- Given problem
Repeat the records below exactly, leaving out every picture.

- Source records
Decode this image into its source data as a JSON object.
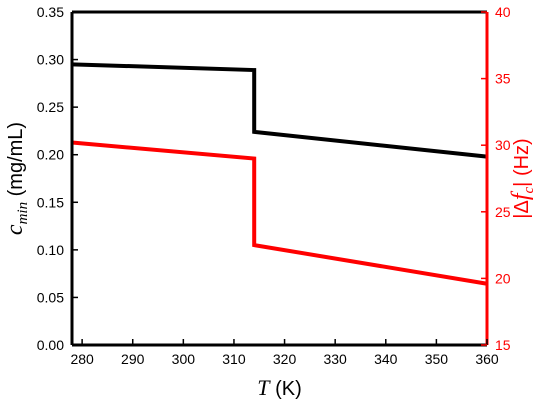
{
  "chart_data": {
    "type": "line",
    "x_axis": {
      "label_var": "T",
      "label_unit": " (K)",
      "lim": [
        278,
        360
      ],
      "ticks": [
        280,
        290,
        300,
        310,
        320,
        330,
        340,
        350,
        360
      ],
      "tick_labels": [
        "280",
        "290",
        "300",
        "310",
        "320",
        "330",
        "340",
        "350",
        "360"
      ]
    },
    "y_left": {
      "label_var": "c",
      "label_sub": "min",
      "label_unit": " (mg/mL)",
      "color": "#000000",
      "lim": [
        0,
        0.35
      ],
      "ticks": [
        0,
        0.05,
        0.1,
        0.15,
        0.2,
        0.25,
        0.3,
        0.35
      ],
      "tick_labels": [
        "0.00",
        "0.05",
        "0.10",
        "0.15",
        "0.20",
        "0.25",
        "0.30",
        "0.35"
      ]
    },
    "y_right": {
      "label_pre": "|Δ",
      "label_var": "f",
      "label_sub": "c",
      "label_post": "| (Hz)",
      "color": "#ff0000",
      "lim": [
        15,
        40
      ],
      "ticks": [
        15,
        20,
        25,
        30,
        35,
        40
      ],
      "tick_labels": [
        "15",
        "20",
        "25",
        "30",
        "35",
        "40"
      ]
    },
    "series": [
      {
        "axis": "left",
        "color": "#000000",
        "points": [
          [
            278,
            0.295
          ],
          [
            314,
            0.289
          ],
          [
            314,
            0.224
          ],
          [
            360,
            0.198
          ]
        ]
      },
      {
        "axis": "right",
        "color": "#ff0000",
        "points": [
          [
            278,
            30.2
          ],
          [
            314,
            29.0
          ],
          [
            314,
            22.5
          ],
          [
            360,
            19.6
          ]
        ]
      }
    ],
    "grid": false,
    "legend": "none"
  }
}
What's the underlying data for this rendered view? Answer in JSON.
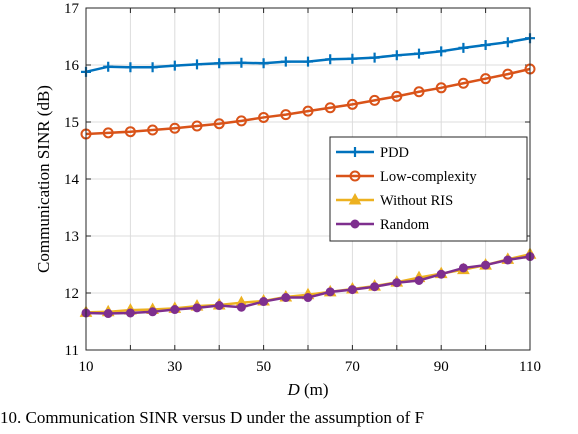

- Exercise result
Decode this image into its source data as a JSON object.
{
  "chart_data": {
    "type": "line",
    "x_axis": {
      "label_var": "T",
      "label_unit": " (K)",
      "lim": [
        278,
        360
      ],
      "ticks": [
        280,
        290,
        300,
        310,
        320,
        330,
        340,
        350,
        360
      ],
      "tick_labels": [
        "280",
        "290",
        "300",
        "310",
        "320",
        "330",
        "340",
        "350",
        "360"
      ]
    },
    "y_left": {
      "label_var": "c",
      "label_sub": "min",
      "label_unit": " (mg/mL)",
      "color": "#000000",
      "lim": [
        0,
        0.35
      ],
      "ticks": [
        0,
        0.05,
        0.1,
        0.15,
        0.2,
        0.25,
        0.3,
        0.35
      ],
      "tick_labels": [
        "0.00",
        "0.05",
        "0.10",
        "0.15",
        "0.20",
        "0.25",
        "0.30",
        "0.35"
      ]
    },
    "y_right": {
      "label_pre": "|Δ",
      "label_var": "f",
      "label_sub": "c",
      "label_post": "| (Hz)",
      "color": "#ff0000",
      "lim": [
        15,
        40
      ],
      "ticks": [
        15,
        20,
        25,
        30,
        35,
        40
      ],
      "tick_labels": [
        "15",
        "20",
        "25",
        "30",
        "35",
        "40"
      ]
    },
    "series": [
      {
        "axis": "left",
        "color": "#000000",
        "points": [
          [
            278,
            0.295
          ],
          [
            314,
            0.289
          ],
          [
            314,
            0.224
          ],
          [
            360,
            0.198
          ]
        ]
      },
      {
        "axis": "right",
        "color": "#ff0000",
        "points": [
          [
            278,
            30.2
          ],
          [
            314,
            29.0
          ],
          [
            314,
            22.5
          ],
          [
            360,
            19.6
          ]
        ]
      }
    ],
    "grid": false,
    "legend": "none"
  }
}
What's the underlying data for this rendered view? Answer in JSON.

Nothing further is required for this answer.